**TEXT BLOCK**
________________________________________

Structured data, on the other hand, is what computers excel at handling. Structured data is data that is divided up into fields and records. For the most part, the fields and records are fixed-length. Because the data is divided into fixed-length records and fixed-format fields, the computer can interpret the data. Structured data can contain variable-length fields, but at that point you are usually better off with a database.^[1]

This chapter deals with reading and writing simple fixed-length records. Let's say we wanted to store some basic information about people we know. We could imagine the following example fixed-length record about people:

Firstname - 40 bytes
Lastname - 40 bytes
Address - 240 bytes
Age - 4 bytes

In this, everything is character data except for the age, which is simply a numeric field, using a standard 4-byte word (we could just use a single byte for this, but keeping it at a word makes it easier to process).

In programming, you often have certain definitions that you will use over and over again within the program, or perhaps within several programs. It is good to separate these out into files that are simply included into the assembly language files as needed. For example, in our next programs we will need to access the different parts of the record above. This means we need to know the offsets of each field from the beginning of the record in order to access them using base pointer addressing. The following constants describe the offsets to the above structure. Put them in a file named record-def.s:

 .equ RECORD_FIRSTNAME, 0
.equ RECORD_LASTNAME, 40
.equ RECORD_ADDRESS, 80
.equ RECORD_AGE, 320

.equ RECORD_SIZE, 324

In addition, there are several constants that we have been defining over and over in our programs, and it is useful to put them in a file, so that we don't have to keep entering them. Put the following constants in a file called linux.s:

 #Common Linux Definitions

#System Call Numbers
.equ SYS_EXIT, 1
.equ SYS_READ, 3
.equ SYS_WRITE, 4
.equ SYS_OPEN, 5
.equ SYS_CLOSE, 6
.equ SYS_BRK, 45
#System Call Interrupt Number
.equ LINUX_SYSCALL, 0x80

#Standard File Descriptors
.equ STDIN, 0
.equ STDOUT, 1
.equ STDERR, 2

#Common Status Codes
.equ END_OF_FILE, 0

We will write three programs in this chapter using the structure defined in record-def.s. The first program will build a file containing several records as defined above. The second program will display the records in the file. The third program will add 1 year to the age of every record.

________________________________________

**STORED DATA**
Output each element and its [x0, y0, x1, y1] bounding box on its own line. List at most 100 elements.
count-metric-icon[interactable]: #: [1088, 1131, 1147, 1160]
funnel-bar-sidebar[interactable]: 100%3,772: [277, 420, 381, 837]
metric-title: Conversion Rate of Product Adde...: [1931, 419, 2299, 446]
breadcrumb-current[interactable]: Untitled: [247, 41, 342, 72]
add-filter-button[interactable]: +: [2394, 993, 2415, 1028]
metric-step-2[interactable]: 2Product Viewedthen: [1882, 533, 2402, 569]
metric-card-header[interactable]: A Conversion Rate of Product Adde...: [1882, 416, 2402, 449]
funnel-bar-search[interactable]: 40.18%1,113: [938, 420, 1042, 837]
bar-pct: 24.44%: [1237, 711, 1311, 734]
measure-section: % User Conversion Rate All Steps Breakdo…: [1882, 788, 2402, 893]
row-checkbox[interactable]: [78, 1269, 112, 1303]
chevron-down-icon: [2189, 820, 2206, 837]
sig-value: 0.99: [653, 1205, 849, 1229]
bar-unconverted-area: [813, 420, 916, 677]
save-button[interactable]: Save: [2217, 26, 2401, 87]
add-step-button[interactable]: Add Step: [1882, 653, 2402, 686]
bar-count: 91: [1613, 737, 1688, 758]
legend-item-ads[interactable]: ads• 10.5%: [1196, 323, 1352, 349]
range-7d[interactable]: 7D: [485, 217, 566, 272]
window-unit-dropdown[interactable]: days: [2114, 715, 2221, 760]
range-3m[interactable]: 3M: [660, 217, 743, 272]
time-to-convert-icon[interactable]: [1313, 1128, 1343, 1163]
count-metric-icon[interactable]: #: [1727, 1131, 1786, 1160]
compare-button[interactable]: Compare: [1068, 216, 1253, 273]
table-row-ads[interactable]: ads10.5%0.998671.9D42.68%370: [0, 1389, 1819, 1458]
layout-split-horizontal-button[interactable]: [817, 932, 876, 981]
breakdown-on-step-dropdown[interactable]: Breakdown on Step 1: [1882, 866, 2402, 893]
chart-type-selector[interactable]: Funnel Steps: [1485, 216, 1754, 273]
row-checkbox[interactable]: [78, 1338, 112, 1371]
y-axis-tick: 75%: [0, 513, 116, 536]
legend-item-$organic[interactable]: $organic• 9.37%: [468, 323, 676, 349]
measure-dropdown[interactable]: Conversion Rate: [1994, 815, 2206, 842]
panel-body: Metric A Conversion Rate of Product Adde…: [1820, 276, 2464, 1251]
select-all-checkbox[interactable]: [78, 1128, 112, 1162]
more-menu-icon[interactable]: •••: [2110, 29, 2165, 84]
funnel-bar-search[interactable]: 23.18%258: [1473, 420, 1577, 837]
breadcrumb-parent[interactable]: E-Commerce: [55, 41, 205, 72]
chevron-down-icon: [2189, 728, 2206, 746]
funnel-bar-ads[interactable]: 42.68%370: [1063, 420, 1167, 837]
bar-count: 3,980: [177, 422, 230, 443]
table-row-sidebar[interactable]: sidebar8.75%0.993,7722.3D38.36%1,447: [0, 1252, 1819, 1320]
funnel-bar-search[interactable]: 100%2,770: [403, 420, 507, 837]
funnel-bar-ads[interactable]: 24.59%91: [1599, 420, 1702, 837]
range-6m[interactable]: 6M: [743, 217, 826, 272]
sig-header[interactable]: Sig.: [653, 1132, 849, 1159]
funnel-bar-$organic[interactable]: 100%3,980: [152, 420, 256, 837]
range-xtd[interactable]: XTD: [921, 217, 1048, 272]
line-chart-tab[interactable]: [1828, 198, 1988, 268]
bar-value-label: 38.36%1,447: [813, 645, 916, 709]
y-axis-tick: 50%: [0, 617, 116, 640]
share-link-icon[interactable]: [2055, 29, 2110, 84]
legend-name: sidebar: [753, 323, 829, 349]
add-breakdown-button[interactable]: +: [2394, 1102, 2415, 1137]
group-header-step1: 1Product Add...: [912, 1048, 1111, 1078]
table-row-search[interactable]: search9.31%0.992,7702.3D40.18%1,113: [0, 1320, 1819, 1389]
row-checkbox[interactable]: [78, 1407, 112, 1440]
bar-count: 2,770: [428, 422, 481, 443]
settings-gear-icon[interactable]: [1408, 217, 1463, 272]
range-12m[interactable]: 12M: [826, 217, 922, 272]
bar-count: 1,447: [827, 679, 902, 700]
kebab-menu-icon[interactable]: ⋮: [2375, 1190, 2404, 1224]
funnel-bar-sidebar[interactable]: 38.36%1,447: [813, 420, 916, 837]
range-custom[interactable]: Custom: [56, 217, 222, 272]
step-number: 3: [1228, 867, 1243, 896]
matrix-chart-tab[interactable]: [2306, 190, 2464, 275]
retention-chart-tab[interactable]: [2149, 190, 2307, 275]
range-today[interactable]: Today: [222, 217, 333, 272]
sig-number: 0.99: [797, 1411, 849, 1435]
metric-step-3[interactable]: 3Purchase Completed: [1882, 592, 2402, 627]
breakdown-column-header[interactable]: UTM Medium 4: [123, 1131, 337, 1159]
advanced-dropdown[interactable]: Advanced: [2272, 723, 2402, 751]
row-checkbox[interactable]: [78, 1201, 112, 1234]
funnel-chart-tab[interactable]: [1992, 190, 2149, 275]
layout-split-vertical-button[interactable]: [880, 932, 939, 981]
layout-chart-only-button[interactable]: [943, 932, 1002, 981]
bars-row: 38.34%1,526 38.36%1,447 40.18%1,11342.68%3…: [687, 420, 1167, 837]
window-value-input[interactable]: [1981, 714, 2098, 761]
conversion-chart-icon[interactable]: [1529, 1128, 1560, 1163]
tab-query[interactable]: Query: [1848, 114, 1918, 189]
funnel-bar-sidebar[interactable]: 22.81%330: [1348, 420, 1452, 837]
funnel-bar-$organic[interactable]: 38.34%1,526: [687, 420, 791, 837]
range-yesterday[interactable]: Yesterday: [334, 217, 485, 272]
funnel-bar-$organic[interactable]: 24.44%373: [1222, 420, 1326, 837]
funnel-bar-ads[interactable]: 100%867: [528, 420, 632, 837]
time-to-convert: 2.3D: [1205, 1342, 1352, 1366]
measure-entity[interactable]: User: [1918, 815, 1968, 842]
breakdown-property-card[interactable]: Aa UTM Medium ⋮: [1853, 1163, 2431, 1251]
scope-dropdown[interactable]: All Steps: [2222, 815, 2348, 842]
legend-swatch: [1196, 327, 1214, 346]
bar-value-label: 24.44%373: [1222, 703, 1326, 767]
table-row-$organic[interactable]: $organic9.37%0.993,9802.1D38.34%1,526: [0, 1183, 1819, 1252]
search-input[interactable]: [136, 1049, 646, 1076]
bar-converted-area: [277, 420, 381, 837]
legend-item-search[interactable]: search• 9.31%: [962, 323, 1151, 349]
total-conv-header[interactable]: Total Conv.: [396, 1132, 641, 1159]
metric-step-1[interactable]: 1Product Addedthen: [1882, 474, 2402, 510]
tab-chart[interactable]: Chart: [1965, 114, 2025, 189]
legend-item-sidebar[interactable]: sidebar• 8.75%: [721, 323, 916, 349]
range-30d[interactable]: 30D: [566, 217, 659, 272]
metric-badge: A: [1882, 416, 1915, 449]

________________________________________

**TASKS FOR THIS EXERCISE**
A) How many bytes does the passage on fixed-length records give for the Address field?
B) Write the next part of the passage on fixed-length records, starting after its final sentence about the three programs.
The lines are separate material and have no connection to the passage.

**WRITTEN RESPONSES**
A) 240 bytes

B)
In addition to the standard constants we will be using throughout the programs, there are also two functions that we will be using in several of the programs - one which reads a record and one which writes a record.

What parameters do these functions need in order to operate? We basically need:

The location of a buffer that we can read a record into
The file descriptor that we want to read from or write to

Let's look at our reading function first:

 .include "record-def.s"
.include "linux.s"

#PURPOSE:   This function reads a record from the file
#          descriptor
#
#INPUT:    The file descriptor and a buffer
#
#OUTPUT:   This function writes the data to the buffer
#          and returns a status code.
#
#STACK LOCAL VARIABLES
.equ ST_READ_BUFFER, 8
.equ ST_FILEDES, 12
.section .text
.globl read_record
.type read_record, @function
read_record:
pushl %ebp
movl  %esp, %ebp

pushl %ebx
movl  ST_FILEDES(%ebp), %ebx
movl  ST_READ_BUFFER(%ebp), %ecx
movl  $RECORD_SIZE, %edx
movl  $SYS_READ, %eax
int   $LINUX_SYSCALL

#NOTE - %eax has the return value, which we will
#       give back to our calling program
popl  %ebx

movl  %ebp, %esp
popl  %ebp
ret

It's a pretty simply function. It just reads data the size of our structure into an appropriately sized buffer from the given file descriptor. The writing one is similar:

 .include "linux.s"
.include "record-def.s"
#PURPOSE:   This function writes a record to
#           the given file descriptor
#
#INPUT:     The file descriptor and a buffer
#
#OUTPUT:    This function produces a status code
#
#STACK LOCAL VARIABLES
.equ ST_WRITE_BUFFER, 8
.equ ST_FILEDES, 12
.section .text
.globl write_record
.type write_record, @function
write_record:
pushl %ebp
movl  %esp, %ebp

pushl %ebx
movl  $SYS_WRITE, %eax
movl  ST_FILEDES(%ebp), %ebx
movl  ST_WRITE_BUFFER(%ebp), %ecx
movl  $RECORD_SIZE, %edx
int   $LINUX_SYSCALL

#NOTE - %eax has the return value, which we will
#       give back to our calling program
popl  %ebx

movl  %ebp, %esp
popl  %ebp
ret

Now that we have our basic definitions down, we are ready to write our programs.

^[1]A database is a program which handles persistent structured data for you. You don't have to write the programs to read and write the data to disk, to do lookups, or even to do basic processing. It is a very high-level interface to structured data which, although it adds some overhead and additional complexity, is very useful for complex data processing tasks. References for learning how databases work are listed in Chapter 13.

Writing Records

This program will simply write some hardcoded records to disk. It will:

Open the file
Write three records
Close the file

Type the following code into a file called write-records.s:

 .include "linux.s"
.include "record-def.s"

.section .data

#Constant data of the records we want to write
#Each text data item is padded to the proper
#length with null (i.e. 0) bytes.

#.rept is used to pad each item.  .rept tells
#the assembler to repeat the section between
#.rept and .endr the number of times specified.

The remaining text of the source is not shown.